Work through the data below and copy out every line where "nonadherent" is found.

● **Supplied data**:
========

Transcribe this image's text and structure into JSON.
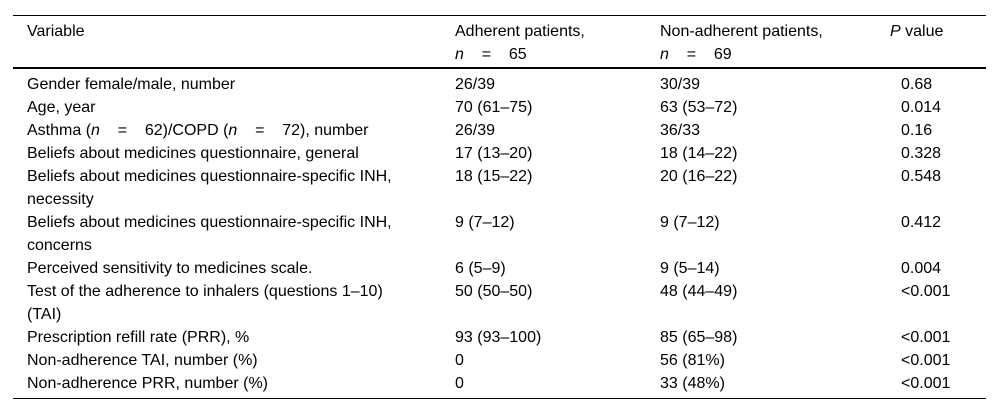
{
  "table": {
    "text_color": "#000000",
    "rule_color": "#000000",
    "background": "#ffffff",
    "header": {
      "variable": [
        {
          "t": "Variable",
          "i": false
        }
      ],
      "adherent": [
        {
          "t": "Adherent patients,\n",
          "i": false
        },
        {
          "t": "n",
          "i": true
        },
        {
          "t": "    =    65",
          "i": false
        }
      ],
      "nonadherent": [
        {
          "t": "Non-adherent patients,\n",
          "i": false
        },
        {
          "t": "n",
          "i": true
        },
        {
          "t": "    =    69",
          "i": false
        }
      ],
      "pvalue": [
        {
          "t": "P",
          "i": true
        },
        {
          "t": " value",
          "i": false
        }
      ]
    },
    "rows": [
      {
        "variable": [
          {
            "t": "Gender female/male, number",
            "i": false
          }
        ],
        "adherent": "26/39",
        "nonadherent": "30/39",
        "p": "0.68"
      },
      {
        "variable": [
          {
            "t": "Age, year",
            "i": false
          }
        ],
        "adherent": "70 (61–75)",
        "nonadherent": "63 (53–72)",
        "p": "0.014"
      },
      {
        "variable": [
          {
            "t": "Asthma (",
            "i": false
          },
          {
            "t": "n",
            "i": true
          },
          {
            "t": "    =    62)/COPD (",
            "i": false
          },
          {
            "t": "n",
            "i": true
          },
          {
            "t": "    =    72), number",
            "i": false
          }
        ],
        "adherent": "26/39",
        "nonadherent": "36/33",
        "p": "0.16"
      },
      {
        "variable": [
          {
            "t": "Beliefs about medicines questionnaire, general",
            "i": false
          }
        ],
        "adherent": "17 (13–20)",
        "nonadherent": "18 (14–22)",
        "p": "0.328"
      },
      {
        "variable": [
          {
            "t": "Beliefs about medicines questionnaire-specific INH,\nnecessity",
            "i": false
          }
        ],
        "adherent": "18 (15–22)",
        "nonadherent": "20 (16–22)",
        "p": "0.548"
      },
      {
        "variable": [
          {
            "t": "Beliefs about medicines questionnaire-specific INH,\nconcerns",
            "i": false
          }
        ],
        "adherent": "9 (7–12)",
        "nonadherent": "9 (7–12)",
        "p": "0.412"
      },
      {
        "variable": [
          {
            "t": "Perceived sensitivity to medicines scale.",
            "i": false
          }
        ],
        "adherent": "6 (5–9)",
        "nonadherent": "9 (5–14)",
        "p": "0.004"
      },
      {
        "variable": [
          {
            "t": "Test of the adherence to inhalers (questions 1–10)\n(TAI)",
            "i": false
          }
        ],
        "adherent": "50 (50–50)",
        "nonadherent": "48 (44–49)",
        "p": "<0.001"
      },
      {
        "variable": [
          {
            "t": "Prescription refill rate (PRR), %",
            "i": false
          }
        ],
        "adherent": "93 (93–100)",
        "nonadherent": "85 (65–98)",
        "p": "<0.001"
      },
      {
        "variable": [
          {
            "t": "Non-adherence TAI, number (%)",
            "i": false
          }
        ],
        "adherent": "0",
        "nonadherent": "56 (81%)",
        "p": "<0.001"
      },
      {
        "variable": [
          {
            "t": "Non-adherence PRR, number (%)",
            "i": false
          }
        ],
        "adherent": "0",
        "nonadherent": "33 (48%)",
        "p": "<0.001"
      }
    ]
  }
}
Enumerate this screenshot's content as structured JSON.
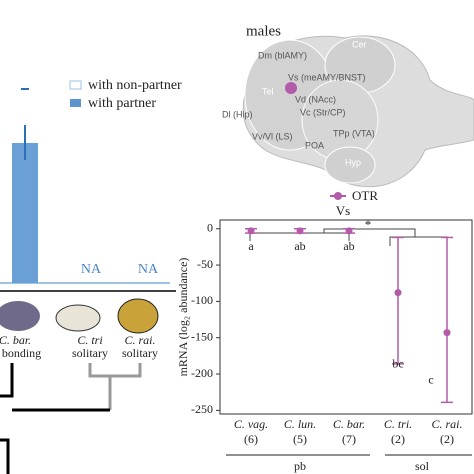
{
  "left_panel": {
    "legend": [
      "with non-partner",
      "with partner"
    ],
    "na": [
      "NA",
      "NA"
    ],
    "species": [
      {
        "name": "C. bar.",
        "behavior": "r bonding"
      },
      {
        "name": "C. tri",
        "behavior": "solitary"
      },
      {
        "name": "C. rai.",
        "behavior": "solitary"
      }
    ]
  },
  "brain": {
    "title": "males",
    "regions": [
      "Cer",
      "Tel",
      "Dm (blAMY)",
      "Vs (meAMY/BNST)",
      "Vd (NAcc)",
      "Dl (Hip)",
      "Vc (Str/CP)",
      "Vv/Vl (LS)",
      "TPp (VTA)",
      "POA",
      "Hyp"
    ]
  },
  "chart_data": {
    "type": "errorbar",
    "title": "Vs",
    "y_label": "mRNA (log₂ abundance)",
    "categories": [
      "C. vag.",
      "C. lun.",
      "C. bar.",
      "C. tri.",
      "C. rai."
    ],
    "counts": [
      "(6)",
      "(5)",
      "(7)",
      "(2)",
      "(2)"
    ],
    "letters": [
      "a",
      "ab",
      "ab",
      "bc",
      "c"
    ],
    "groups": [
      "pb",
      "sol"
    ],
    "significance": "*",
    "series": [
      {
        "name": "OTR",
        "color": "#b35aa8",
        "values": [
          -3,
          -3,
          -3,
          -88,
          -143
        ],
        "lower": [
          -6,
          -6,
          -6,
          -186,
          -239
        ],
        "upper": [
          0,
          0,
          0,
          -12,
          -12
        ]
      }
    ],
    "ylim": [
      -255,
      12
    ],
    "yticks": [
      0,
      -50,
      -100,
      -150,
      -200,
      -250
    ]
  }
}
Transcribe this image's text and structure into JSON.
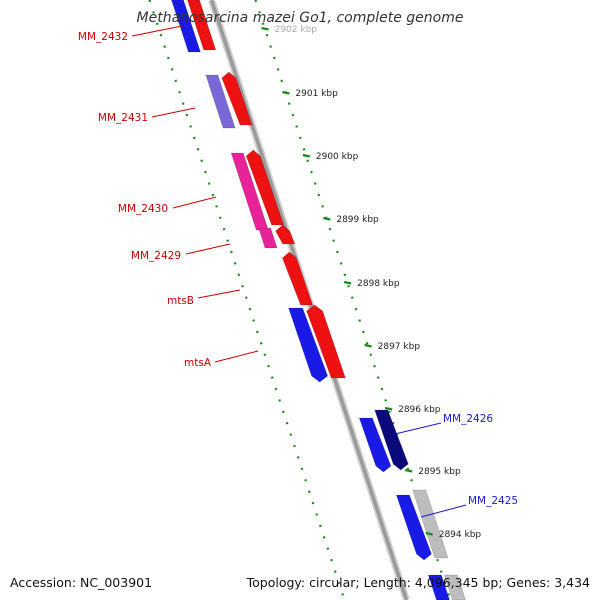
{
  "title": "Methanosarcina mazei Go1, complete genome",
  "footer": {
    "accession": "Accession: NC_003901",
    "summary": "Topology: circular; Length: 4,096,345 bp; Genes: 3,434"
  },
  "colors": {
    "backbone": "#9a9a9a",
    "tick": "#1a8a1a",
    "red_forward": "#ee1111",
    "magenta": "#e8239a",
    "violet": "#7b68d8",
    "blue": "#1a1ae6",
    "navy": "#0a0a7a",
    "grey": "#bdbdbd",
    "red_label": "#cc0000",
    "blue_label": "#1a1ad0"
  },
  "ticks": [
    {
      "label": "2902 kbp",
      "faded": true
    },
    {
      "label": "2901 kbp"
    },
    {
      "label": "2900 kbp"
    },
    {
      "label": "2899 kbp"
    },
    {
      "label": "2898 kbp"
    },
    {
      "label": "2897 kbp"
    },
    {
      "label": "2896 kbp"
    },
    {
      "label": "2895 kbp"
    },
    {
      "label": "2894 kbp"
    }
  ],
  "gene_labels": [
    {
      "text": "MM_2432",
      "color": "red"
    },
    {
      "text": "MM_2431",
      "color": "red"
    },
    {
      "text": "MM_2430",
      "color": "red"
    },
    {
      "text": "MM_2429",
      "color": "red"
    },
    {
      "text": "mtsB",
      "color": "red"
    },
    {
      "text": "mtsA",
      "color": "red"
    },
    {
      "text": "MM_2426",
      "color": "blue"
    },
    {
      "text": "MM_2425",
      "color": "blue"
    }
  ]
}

========

● **Result**:
      "nonadherent": [
        "nonadherent": "30/39",
        "nonadherent": "63 (53–72)",
        "nonadherent": "36/33",
        "nonadherent": "18 (14–22)",
        "nonadherent": "20 (16–22)",
        "nonadherent": "9 (7–12)",
        "nonadherent": "9 (5–14)",
        "nonadherent": "48 (44–49)",
        "nonadherent": "85 (65–98)",
        "nonadherent": "56 (81%)",
        "nonadherent": "33 (48%)",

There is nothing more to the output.